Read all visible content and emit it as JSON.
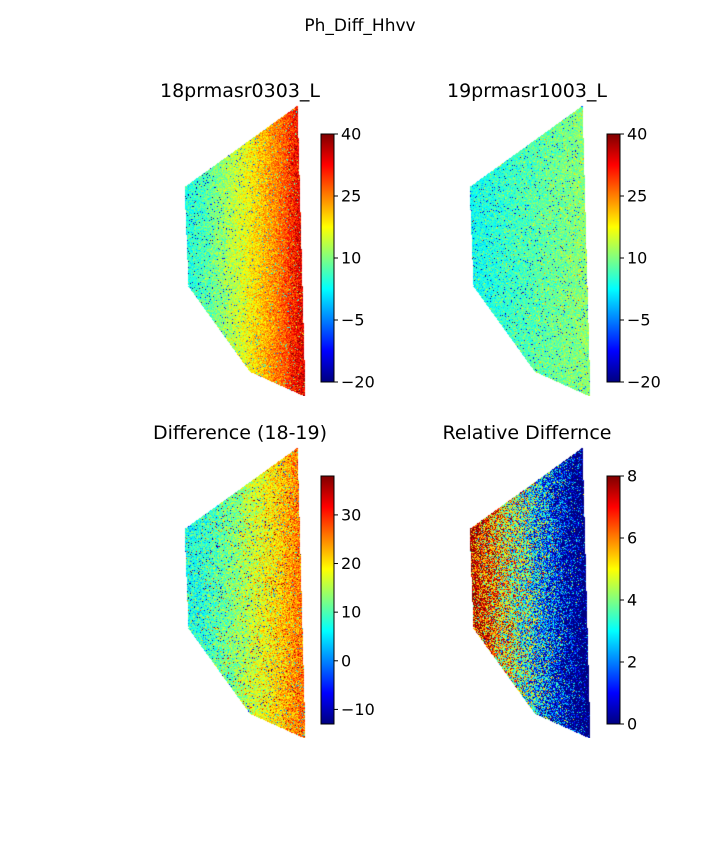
{
  "figure": {
    "suptitle": "Ph_Diff_Hhvv"
  },
  "chart_data": [
    {
      "type": "heatmap",
      "title": "18prmasr0303_L",
      "colormap": "jet",
      "clim": [
        -20,
        40
      ],
      "colorbar_ticks": [
        40,
        25,
        10,
        -5,
        -20
      ],
      "colorbar_tick_labels": [
        "40",
        "25",
        "10",
        "−5",
        "−20"
      ],
      "pattern": "east-west gradient: ~5 (cyan) on west edge rising to ~35–40 (orange-red) on east edge"
    },
    {
      "type": "heatmap",
      "title": "19prmasr1003_L",
      "colormap": "jet",
      "clim": [
        -20,
        40
      ],
      "colorbar_ticks": [
        40,
        25,
        10,
        -5,
        -20
      ],
      "colorbar_tick_labels": [
        "40",
        "25",
        "10",
        "−5",
        "−20"
      ],
      "pattern": "mostly ~0–10 (blue to cyan), slightly higher toward the east"
    },
    {
      "type": "heatmap",
      "title": "Difference (18-19)",
      "colormap": "jet",
      "clim": [
        -13,
        38
      ],
      "colorbar_ticks": [
        30,
        20,
        10,
        0,
        -10
      ],
      "colorbar_tick_labels": [
        "30",
        "20",
        "10",
        "0",
        "−10"
      ],
      "pattern": "~5–10 (cyan) on west rising to ~25–35 (yellow-orange) on east"
    },
    {
      "type": "heatmap",
      "title": "Relative Differnce",
      "colormap": "jet",
      "clim": [
        0,
        8
      ],
      "colorbar_ticks": [
        8,
        6,
        4,
        2,
        0
      ],
      "colorbar_tick_labels": [
        "8",
        "6",
        "4",
        "2",
        "0"
      ],
      "pattern": "high (~5–8, yellow-red, noisy) on west edge decreasing to ~0–1 (blue) on east"
    }
  ]
}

Required task. Collect, from the material above, every line containing the word "blue".

Response to the task.
      "pattern": "mostly ~0–10 (blue to cyan), slightly higher toward the east"
      "pattern": "high (~5–8, yellow-red, noisy) on west edge decreasing to ~0–1 (blue) on east"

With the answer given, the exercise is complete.